Records follow. Copy every line with "label".
## start TASK DATA
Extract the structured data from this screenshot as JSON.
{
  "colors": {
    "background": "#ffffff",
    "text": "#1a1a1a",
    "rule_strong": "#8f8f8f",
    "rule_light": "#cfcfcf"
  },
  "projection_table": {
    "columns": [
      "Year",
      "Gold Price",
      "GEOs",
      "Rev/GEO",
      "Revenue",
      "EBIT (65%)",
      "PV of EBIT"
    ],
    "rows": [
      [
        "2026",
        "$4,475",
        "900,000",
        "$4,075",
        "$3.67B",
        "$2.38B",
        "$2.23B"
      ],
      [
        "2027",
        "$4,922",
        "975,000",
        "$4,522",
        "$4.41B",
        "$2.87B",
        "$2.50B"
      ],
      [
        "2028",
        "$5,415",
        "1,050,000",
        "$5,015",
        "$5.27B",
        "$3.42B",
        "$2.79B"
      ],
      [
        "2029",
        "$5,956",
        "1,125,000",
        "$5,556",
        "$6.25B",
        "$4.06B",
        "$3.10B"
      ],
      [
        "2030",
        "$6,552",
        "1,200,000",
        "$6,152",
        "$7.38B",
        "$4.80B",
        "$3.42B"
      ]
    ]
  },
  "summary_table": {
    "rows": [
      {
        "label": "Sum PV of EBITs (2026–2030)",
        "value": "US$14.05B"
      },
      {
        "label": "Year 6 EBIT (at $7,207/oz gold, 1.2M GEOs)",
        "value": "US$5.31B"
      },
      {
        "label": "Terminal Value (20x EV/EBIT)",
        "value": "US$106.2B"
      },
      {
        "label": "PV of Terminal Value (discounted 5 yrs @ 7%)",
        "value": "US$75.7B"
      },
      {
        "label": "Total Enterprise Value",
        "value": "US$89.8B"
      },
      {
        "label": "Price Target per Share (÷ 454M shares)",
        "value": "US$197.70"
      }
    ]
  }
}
## end TASK DATA
## start TASK DATA
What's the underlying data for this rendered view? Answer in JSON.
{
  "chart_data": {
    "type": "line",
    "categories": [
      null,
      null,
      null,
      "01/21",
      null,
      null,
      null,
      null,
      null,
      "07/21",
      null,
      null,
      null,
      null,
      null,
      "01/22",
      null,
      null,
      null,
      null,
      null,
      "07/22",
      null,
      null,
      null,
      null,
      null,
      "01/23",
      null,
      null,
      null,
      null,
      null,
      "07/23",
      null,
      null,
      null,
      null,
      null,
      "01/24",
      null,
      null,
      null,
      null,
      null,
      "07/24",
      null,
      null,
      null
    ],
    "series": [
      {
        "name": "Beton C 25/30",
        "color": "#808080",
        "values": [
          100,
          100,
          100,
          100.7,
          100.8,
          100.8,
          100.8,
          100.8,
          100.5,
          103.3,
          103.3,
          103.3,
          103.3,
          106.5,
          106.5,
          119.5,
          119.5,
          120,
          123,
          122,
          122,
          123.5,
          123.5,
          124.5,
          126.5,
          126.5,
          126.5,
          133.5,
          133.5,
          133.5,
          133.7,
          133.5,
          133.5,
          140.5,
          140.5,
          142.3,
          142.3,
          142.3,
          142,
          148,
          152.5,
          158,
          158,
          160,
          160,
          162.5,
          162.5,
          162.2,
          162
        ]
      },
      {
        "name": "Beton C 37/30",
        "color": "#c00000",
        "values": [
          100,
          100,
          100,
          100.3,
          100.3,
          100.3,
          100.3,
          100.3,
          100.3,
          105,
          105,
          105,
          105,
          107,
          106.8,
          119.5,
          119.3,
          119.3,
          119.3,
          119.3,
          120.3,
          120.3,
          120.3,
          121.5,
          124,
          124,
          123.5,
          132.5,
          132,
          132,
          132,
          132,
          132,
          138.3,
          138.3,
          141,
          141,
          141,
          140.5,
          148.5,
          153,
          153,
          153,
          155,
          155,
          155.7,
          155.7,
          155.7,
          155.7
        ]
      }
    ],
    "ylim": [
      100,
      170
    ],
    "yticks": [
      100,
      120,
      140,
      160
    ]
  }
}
## end TASK DATA
* **CORRECT RESPONSE**:
        "label": "Sum PV of EBITs (2026–2030)",
        "label": "Year 6 EBIT (at $7,207/oz gold, 1.2M GEOs)",
        "label": "Terminal Value (20x EV/EBIT)",
        "label": "PV of Terminal Value (discounted 5 yrs @ 7%)",
        "label": "Total Enterprise Value",
        "label": "Price Target per Share (÷ 454M shares)",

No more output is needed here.